§ Exercise brief
Find the lines that include the string "Server" and report how many there are. Give no other text.

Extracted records
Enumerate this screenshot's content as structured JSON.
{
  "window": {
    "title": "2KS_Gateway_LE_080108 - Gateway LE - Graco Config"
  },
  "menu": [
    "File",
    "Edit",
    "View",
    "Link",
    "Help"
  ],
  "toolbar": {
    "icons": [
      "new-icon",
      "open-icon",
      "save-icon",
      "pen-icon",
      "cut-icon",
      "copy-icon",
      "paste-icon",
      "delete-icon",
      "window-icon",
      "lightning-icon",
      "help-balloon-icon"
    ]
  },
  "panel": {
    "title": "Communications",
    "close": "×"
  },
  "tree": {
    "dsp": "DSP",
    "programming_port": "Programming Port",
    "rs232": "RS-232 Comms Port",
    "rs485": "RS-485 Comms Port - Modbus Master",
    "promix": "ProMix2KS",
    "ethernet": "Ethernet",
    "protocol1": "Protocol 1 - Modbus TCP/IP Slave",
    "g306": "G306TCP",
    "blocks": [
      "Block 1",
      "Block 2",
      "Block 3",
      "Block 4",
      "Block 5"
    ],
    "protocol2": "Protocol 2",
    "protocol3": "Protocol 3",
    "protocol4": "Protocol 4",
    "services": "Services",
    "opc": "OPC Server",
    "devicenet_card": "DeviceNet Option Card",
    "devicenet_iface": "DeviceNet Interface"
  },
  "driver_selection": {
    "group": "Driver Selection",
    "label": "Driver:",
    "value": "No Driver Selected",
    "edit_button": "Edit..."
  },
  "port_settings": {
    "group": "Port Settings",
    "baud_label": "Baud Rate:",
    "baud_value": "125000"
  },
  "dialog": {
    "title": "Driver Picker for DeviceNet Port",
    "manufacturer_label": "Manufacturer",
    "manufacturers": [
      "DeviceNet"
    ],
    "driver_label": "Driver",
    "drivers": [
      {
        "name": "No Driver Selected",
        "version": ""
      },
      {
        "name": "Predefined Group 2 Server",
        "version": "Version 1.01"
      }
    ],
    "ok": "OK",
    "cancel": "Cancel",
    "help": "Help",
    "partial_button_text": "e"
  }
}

§ Output below
2